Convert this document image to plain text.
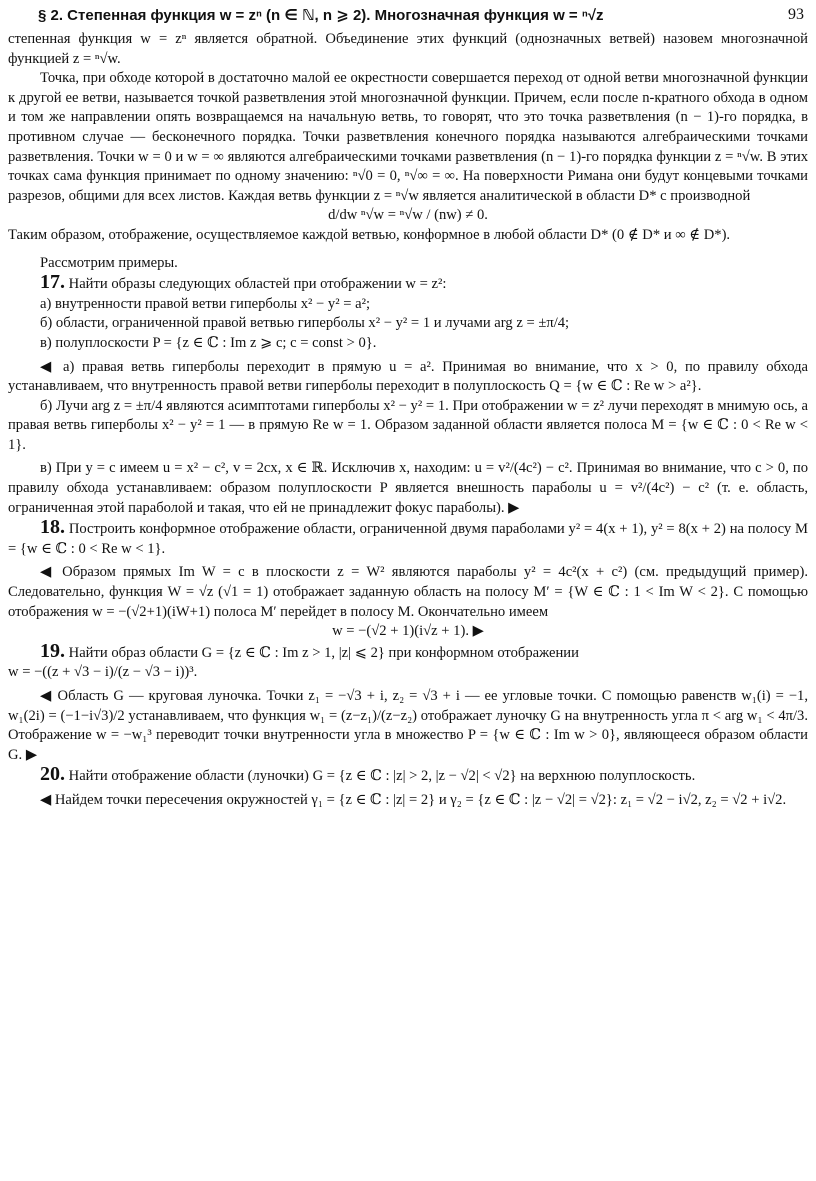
§ 2. Степенная функция w = zⁿ (n ∈ ℕ, n ⩾ 2). Многозначная функция w = ⁿ√z	93

степенная функция w = zⁿ является обратной. Объединение этих функций (однозначных ветвей) назовем многозначной функцией z = ⁿ√w.

Точка, при обходе которой в достаточно малой ее окрестности совершается переход от одной ветви многозначной функции к другой ее ветви, называется точкой разветвления этой многозначной функции. Причем, если после n-кратного обхода в одном и том же направлении опять возвращаемся на начальную ветвь, то говорят, что это точка разветвления (n − 1)-го порядка, в противном случае — бесконечного порядка. Точки разветвления конечного порядка называются алгебраическими точками разветвления. Точки w = 0 и w = ∞ являются алгебраическими точками разветвления (n − 1)-го порядка функции z = ⁿ√w. В этих точках сама функция принимает по одному значению: ⁿ√0 = 0, ⁿ√∞ = ∞. На поверхности Римана они будут концевыми точками разрезов, общими для всех листов. Каждая ветвь функции z = ⁿ√w является аналитической в области D* с производной

d/dw ⁿ√w = ⁿ√w / (nw) ≠ 0.

Таким образом, отображение, осуществляемое каждой ветвью, конформное в любой области D* (0 ∉ D* и ∞ ∉ D*).

Рассмотрим примеры.

17. Найти образы следующих областей при отображении w = z²:

а) внутренности правой ветви гиперболы x² − y² = a²;

б) области, ограниченной правой ветвью гиперболы x² − y² = 1 и лучами arg z = ±π/4;

в) полуплоскости P = {z ∈ ℂ : Im z ⩾ c; c = const > 0}.

◀ а) правая ветвь гиперболы переходит в прямую u = a². Принимая во внимание, что x > 0, по правилу обхода устанавливаем, что внутренность правой ветви гиперболы переходит в полуплоскость Q = {w ∈ ℂ : Re w > a²}.

б) Лучи arg z = ±π/4 являются асимптотами гиперболы x² − y² = 1. При отображении w = z² лучи переходят в мнимую ось, а правая ветвь гиперболы x² − y² = 1 — в прямую Re w = 1. Образом заданной области является полоса M = {w ∈ ℂ : 0 < Re w < 1}.

в) При y = c имеем u = x² − c², v = 2cx, x ∈ ℝ. Исключив x, находим: u = v²/(4c²) − c². Принимая во внимание, что c > 0, по правилу обхода устанавливаем: образом полуплоскости P является внешность параболы u = v²/(4c²) − c² (т. е. область, ограниченная этой параболой и такая, что ей не принадлежит фокус параболы). ▶

18. Построить конформное отображение области, ограниченной двумя параболами y² = 4(x + 1), y² = 8(x + 2) на полосу M = {w ∈ ℂ : 0 < Re w < 1}.

◀ Образом прямых Im W = c в плоскости z = W² являются параболы y² = 4c²(x + c²) (см. предыдущий пример). Следовательно, функция W = √z (√1 = 1) отображает заданную область на полосу M′ = {W ∈ ℂ : 1 < Im W < 2}. С помощью отображения w = −(√2+1)(iW+1) полоса M′ перейдет в полосу M. Окончательно имеем

w = −(√2 + 1)(i√z + 1). ▶

19. Найти образ области G = {z ∈ ℂ : Im z > 1, |z| ⩽ 2} при конформном отображении

w = −((z + √3 − i)/(z − √3 − i))³.

◀ Область G — круговая луночка. Точки z₁ = −√3 + i, z₂ = √3 + i — ее угловые точки. С помощью равенств w₁(i) = −1, w₁(2i) = (−1−i√3)/2 устанавливаем, что функция w₁ = (z−z₁)/(z−z₂) отображает луночку G на внутренность угла π < arg w₁ < 4π/3. Отображение w = −w₁³ переводит точки внутренности угла в множество P = {w ∈ ℂ : Im w > 0}, являющееся образом области G. ▶

20. Найти отображение области (луночки) G = {z ∈ ℂ : |z| > 2, |z − √2| < √2} на верхнюю полуплоскость.

◀ Найдем точки пересечения окружностей γ₁ = {z ∈ ℂ : |z| = 2} и γ₂ = {z ∈ ℂ : |z − √2| = √2}: z₁ = √2 − i√2, z₂ = √2 + i√2.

━━━━━━━━━━━━━━━━━━━━

DO THIS: Select from the material above each line in which the string "устанавливаем" appears, and list those lines.

THE RESPONSE:
◀ а) правая ветвь гиперболы переходит в прямую u = a². Принимая во внимание, что x > 0, по правилу обхода устанавливаем, что внутренность правой ветви гиперболы переходит в полуплоскость Q = {w ∈ ℂ : Re w > a²}.
в) При y = c имеем u = x² − c², v = 2cx, x ∈ ℝ. Исключив x, находим: u = v²/(4c²) − c². Принимая во внимание, что c > 0, по правилу обхода устанавливаем: образом полуплоскости P является внешность параболы u = v²/(4c²) − c² (т. е. область, ограниченная этой параболой и такая, что ей не принадлежит фокус параболы). ▶
◀ Область G — круговая луночка. Точки z₁ = −√3 + i, z₂ = √3 + i — ее угловые точки. С помощью равенств w₁(i) = −1, w₁(2i) = (−1−i√3)/2 устанавливаем, что функция w₁ = (z−z₁)/(z−z₂) отображает луночку G на внутренность угла π < arg w₁ < 4π/3. Отображение w = −w₁³ переводит точки внутренности угла в множество P = {w ∈ ℂ : Im w > 0}, являющееся образом области G. ▶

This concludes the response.